What needs to be done → Below is a listing; copy all of it exactly.

□ □ □ □

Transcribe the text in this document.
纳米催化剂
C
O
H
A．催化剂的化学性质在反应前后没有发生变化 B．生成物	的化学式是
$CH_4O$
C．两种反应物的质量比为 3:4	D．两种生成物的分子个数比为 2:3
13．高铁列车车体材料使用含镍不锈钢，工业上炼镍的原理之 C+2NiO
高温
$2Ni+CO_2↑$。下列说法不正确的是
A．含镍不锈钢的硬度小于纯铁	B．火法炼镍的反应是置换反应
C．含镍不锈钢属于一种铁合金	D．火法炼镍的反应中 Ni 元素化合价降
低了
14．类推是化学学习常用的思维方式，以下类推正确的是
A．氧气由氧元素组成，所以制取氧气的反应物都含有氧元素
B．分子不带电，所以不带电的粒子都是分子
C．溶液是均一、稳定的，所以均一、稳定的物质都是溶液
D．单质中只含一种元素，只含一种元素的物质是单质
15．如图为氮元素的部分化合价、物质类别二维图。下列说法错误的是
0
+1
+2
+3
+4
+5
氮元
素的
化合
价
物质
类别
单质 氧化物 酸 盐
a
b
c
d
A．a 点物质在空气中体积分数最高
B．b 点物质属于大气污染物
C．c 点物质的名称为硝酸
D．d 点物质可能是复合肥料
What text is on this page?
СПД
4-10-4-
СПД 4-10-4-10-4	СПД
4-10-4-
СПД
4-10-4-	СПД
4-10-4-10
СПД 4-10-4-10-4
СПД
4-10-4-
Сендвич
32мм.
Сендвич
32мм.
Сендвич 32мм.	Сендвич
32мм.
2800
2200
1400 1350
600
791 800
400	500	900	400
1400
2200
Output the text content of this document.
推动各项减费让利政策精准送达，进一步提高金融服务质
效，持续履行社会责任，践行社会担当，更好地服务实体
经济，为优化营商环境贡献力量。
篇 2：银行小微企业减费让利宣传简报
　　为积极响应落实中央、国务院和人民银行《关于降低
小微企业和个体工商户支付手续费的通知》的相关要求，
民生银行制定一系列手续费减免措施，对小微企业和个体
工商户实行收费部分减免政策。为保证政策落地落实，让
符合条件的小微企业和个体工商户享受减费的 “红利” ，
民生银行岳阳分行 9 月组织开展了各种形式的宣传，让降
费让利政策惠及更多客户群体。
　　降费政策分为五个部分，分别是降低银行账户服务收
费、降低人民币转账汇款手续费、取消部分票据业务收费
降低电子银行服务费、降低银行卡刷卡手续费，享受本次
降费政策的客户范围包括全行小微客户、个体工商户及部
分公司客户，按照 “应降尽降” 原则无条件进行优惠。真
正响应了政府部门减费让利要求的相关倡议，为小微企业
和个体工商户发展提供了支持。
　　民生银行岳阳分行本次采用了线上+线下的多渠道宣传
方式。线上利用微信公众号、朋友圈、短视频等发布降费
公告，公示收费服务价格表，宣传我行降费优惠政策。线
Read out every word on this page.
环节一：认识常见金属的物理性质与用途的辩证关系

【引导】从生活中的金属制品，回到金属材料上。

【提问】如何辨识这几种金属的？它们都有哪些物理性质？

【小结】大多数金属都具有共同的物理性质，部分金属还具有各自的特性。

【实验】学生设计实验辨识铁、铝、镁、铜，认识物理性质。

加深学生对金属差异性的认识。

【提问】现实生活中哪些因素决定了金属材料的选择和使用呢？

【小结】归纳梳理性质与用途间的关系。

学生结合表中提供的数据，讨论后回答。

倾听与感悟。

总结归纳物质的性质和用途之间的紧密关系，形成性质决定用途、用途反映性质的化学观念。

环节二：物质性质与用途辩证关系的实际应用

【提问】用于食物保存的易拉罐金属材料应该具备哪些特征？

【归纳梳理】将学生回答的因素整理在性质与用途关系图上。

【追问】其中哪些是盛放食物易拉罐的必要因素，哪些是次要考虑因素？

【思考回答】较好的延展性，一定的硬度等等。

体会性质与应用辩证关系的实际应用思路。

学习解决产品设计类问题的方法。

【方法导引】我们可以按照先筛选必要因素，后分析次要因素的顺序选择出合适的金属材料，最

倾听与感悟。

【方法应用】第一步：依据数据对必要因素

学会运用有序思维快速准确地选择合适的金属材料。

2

□ □ □ □

Response →
Transcribe the text in this document.
纳米催化剂
C
O
H
A．催化剂的化学性质在反应前后没有发生变化 B．生成物	的化学式是
$CH_4O$
C．两种反应物的质量比为 3:4	D．两种生成物的分子个数比为 2:3
13．高铁列车车体材料使用含镍不锈钢，工业上炼镍的原理之 C+2NiO
高温
$2Ni+CO_2↑$。下列说法不正确的是
A．含镍不锈钢的硬度小于纯铁	B．火法炼镍的反应是置换反应
C．含镍不锈钢属于一种铁合金	D．火法炼镍的反应中 Ni 元素化合价降
低了
14．类推是化学学习常用的思维方式，以下类推正确的是
A．氧气由氧元素组成，所以制取氧气的反应物都含有氧元素
B．分子不带电，所以不带电的粒子都是分子
C．溶液是均一、稳定的，所以均一、稳定的物质都是溶液
D．单质中只含一种元素，只含一种元素的物质是单质
15．如图为氮元素的部分化合价、物质类别二维图。下列说法错误的是
0
+1
+2
+3
+4
+5
氮元
素的
化合
价
物质
类别
单质 氧化物 酸 盐
a
b
c
d
A．a 点物质在空气中体积分数最高
B．b 点物质属于大气污染物
C．c 点物质的名称为硝酸
D．d 点物质可能是复合肥料
What text is on this page?
СПД
4-10-4-
СПД 4-10-4-10-4	СПД
4-10-4-
СПД
4-10-4-	СПД
4-10-4-10
СПД 4-10-4-10-4
СПД
4-10-4-
Сендвич
32мм.
Сендвич
32мм.
Сендвич 32мм.	Сендвич
32мм.
2800
2200
1400 1350
600
791 800
400	500	900	400
1400
2200
Output the text content of this document.
推动各项减费让利政策精准送达，进一步提高金融服务质
效，持续履行社会责任，践行社会担当，更好地服务实体
经济，为优化营商环境贡献力量。
篇 2：银行小微企业减费让利宣传简报
　　为积极响应落实中央、国务院和人民银行《关于降低
小微企业和个体工商户支付手续费的通知》的相关要求，
民生银行制定一系列手续费减免措施，对小微企业和个体
工商户实行收费部分减免政策。为保证政策落地落实，让
符合条件的小微企业和个体工商户享受减费的 “红利” ，
民生银行岳阳分行 9 月组织开展了各种形式的宣传，让降
费让利政策惠及更多客户群体。
　　降费政策分为五个部分，分别是降低银行账户服务收
费、降低人民币转账汇款手续费、取消部分票据业务收费
降低电子银行服务费、降低银行卡刷卡手续费，享受本次
降费政策的客户范围包括全行小微客户、个体工商户及部
分公司客户，按照 “应降尽降” 原则无条件进行优惠。真
正响应了政府部门减费让利要求的相关倡议，为小微企业
和个体工商户发展提供了支持。
　　民生银行岳阳分行本次采用了线上+线下的多渠道宣传
方式。线上利用微信公众号、朋友圈、短视频等发布降费
公告，公示收费服务价格表，宣传我行降费优惠政策。线
Read out every word on this page.
环节一：认识常见金属的物理性质与用途的辩证关系

【引导】从生活中的金属制品，回到金属材料上。

【提问】如何辨识这几种金属的？它们都有哪些物理性质？

【小结】大多数金属都具有共同的物理性质，部分金属还具有各自的特性。

【实验】学生设计实验辨识铁、铝、镁、铜，认识物理性质。

加深学生对金属差异性的认识。

【提问】现实生活中哪些因素决定了金属材料的选择和使用呢？

【小结】归纳梳理性质与用途间的关系。

学生结合表中提供的数据，讨论后回答。

倾听与感悟。

总结归纳物质的性质和用途之间的紧密关系，形成性质决定用途、用途反映性质的化学观念。

环节二：物质性质与用途辩证关系的实际应用

【提问】用于食物保存的易拉罐金属材料应该具备哪些特征？

【归纳梳理】将学生回答的因素整理在性质与用途关系图上。

【追问】其中哪些是盛放食物易拉罐的必要因素，哪些是次要考虑因素？

【思考回答】较好的延展性，一定的硬度等等。

体会性质与应用辩证关系的实际应用思路。

学习解决产品设计类问题的方法。

【方法导引】我们可以按照先筛选必要因素，后分析次要因素的顺序选择出合适的金属材料，最

倾听与感悟。

【方法应用】第一步：依据数据对必要因素

学会运用有序思维快速准确地选择合适的金属材料。

2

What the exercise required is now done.